====== INFORMATION SUPPLIED

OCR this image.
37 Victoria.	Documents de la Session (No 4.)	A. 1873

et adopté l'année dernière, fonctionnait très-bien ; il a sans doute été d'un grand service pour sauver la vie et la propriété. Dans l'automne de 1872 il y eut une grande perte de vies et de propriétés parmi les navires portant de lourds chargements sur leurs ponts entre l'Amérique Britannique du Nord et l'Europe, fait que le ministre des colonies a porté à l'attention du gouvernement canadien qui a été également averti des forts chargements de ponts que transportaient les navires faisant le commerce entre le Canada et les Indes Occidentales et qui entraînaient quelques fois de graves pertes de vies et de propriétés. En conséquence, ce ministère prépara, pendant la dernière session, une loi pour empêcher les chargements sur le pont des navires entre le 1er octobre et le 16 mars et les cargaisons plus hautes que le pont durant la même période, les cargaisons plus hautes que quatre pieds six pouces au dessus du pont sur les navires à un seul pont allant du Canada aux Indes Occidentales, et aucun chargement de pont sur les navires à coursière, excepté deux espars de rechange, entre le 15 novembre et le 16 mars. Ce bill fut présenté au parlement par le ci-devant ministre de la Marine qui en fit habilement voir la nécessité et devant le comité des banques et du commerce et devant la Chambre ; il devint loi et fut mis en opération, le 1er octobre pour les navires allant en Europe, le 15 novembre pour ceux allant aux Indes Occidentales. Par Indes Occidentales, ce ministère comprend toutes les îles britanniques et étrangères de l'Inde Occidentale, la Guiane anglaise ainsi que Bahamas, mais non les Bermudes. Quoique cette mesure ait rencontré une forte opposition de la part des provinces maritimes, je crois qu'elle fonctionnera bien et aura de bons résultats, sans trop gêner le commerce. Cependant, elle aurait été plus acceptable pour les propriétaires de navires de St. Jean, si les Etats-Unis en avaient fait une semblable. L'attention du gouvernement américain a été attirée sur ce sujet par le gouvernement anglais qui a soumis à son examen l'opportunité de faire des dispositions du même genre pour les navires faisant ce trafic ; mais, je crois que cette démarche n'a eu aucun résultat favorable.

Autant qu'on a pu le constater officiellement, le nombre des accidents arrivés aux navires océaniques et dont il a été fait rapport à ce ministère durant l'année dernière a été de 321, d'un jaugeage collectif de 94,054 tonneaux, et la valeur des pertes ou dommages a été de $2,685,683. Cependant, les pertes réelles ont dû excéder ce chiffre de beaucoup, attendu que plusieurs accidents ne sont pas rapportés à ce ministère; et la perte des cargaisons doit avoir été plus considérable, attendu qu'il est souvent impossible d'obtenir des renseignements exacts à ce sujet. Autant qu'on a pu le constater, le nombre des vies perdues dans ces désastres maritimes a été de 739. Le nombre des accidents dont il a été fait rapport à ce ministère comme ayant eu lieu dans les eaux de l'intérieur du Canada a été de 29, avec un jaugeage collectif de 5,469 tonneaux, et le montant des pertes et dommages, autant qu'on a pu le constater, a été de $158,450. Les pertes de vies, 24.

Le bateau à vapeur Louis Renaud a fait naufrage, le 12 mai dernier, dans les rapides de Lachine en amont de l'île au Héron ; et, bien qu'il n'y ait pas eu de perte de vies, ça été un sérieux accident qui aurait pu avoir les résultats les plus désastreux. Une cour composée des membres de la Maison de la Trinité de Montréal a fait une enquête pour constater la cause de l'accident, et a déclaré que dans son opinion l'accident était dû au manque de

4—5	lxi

============

Write down every line of the data exactly as it appears above.

OCR this image.
37 Victoria.	Documents de la Session (No 4.)	A. 1873

et adopté l'année dernière, fonctionnait très-bien ; il a sans doute été d'un grand service pour sauver la vie et la propriété. Dans l'automne de 1872 il y eut une grande perte de vies et de propriétés parmi les navires portant de lourds chargements sur leurs ponts entre l'Amérique Britannique du Nord et l'Europe, fait que le ministre des colonies a porté à l'attention du gouvernement canadien qui a été également averti des forts chargements de ponts que transportaient les navires faisant le commerce entre le Canada et les Indes Occidentales et qui entraînaient quelques fois de graves pertes de vies et de propriétés. En conséquence, ce ministère prépara, pendant la dernière session, une loi pour empêcher les chargements sur le pont des navires entre le 1er octobre et le 16 mars et les cargaisons plus hautes que le pont durant la même période, les cargaisons plus hautes que quatre pieds six pouces au dessus du pont sur les navires à un seul pont allant du Canada aux Indes Occidentales, et aucun chargement de pont sur les navires à coursière, excepté deux espars de rechange, entre le 15 novembre et le 16 mars. Ce bill fut présenté au parlement par le ci-devant ministre de la Marine qui en fit habilement voir la nécessité et devant le comité des banques et du commerce et devant la Chambre ; il devint loi et fut mis en opération, le 1er octobre pour les navires allant en Europe, le 15 novembre pour ceux allant aux Indes Occidentales. Par Indes Occidentales, ce ministère comprend toutes les îles britanniques et étrangères de l'Inde Occidentale, la Guiane anglaise ainsi que Bahamas, mais non les Bermudes. Quoique cette mesure ait rencontré une forte opposition de la part des provinces maritimes, je crois qu'elle fonctionnera bien et aura de bons résultats, sans trop gêner le commerce. Cependant, elle aurait été plus acceptable pour les propriétaires de navires de St. Jean, si les Etats-Unis en avaient fait une semblable. L'attention du gouvernement américain a été attirée sur ce sujet par le gouvernement anglais qui a soumis à son examen l'opportunité de faire des dispositions du même genre pour les navires faisant ce trafic ; mais, je crois que cette démarche n'a eu aucun résultat favorable.

Autant qu'on a pu le constater officiellement, le nombre des accidents arrivés aux navires océaniques et dont il a été fait rapport à ce ministère durant l'année dernière a été de 321, d'un jaugeage collectif de 94,054 tonneaux, et la valeur des pertes ou dommages a été de $2,685,683. Cependant, les pertes réelles ont dû excéder ce chiffre de beaucoup, attendu que plusieurs accidents ne sont pas rapportés à ce ministère; et la perte des cargaisons doit avoir été plus considérable, attendu qu'il est souvent impossible d'obtenir des renseignements exacts à ce sujet. Autant qu'on a pu le constater, le nombre des vies perdues dans ces désastres maritimes a été de 739. Le nombre des accidents dont il a été fait rapport à ce ministère comme ayant eu lieu dans les eaux de l'intérieur du Canada a été de 29, avec un jaugeage collectif de 5,469 tonneaux, et le montant des pertes et dommages, autant qu'on a pu le constater, a été de $158,450. Les pertes de vies, 24.

Le bateau à vapeur Louis Renaud a fait naufrage, le 12 mai dernier, dans les rapides de Lachine en amont de l'île au Héron ; et, bien qu'il n'y ait pas eu de perte de vies, ça été un sérieux accident qui aurait pu avoir les résultats les plus désastreux. Une cour composée des membres de la Maison de la Trinité de Montréal a fait une enquête pour constater la cause de l'accident, et a déclaré que dans son opinion l'accident était dû au manque de

4—5	lxi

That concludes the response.